Exercise goal: Answer with one number only: the number of lines that contain "color".

....

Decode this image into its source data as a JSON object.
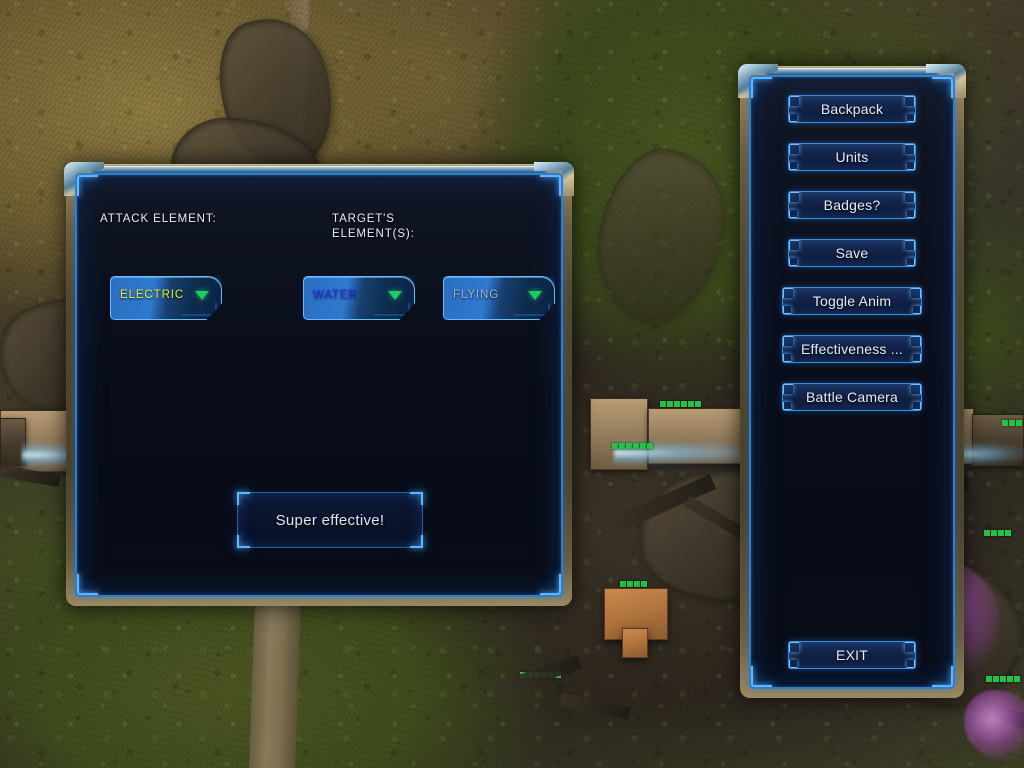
{
  "scene": {
    "description": "top-down RTS battlefield background with vehicles and terrain"
  },
  "effectiveness_panel": {
    "attack_label": "ATTACK ELEMENT:",
    "target_label": "TARGET'S\nELEMENT(S):",
    "attack_dropdown": {
      "value": "ELECTRIC",
      "color": "#e8ee2c",
      "arrow": "chevron-down-icon"
    },
    "target_dropdown_1": {
      "value": "WATER",
      "color": "#2a2cf0",
      "arrow": "chevron-down-icon"
    },
    "target_dropdown_2": {
      "value": "FLYING",
      "color": "#a9b4c4",
      "arrow": "chevron-down-icon"
    },
    "result": "Super effective!"
  },
  "game_menu": {
    "items": [
      {
        "label": "Backpack"
      },
      {
        "label": "Units"
      },
      {
        "label": "Badges?"
      },
      {
        "label": "Save"
      },
      {
        "label": "Toggle Anim"
      },
      {
        "label": "Effectiveness ..."
      },
      {
        "label": "Battle Camera"
      }
    ],
    "exit_label": "EXIT"
  },
  "theme": {
    "frame_gold": "#6d5d3c",
    "frame_blue": "#2a7fd0",
    "accent_blue": "#5fb8ff",
    "panel_bg": "#060b1a",
    "text": "#e6ecf4",
    "health_green": "#26c446"
  }
}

....

Exercise solution: 3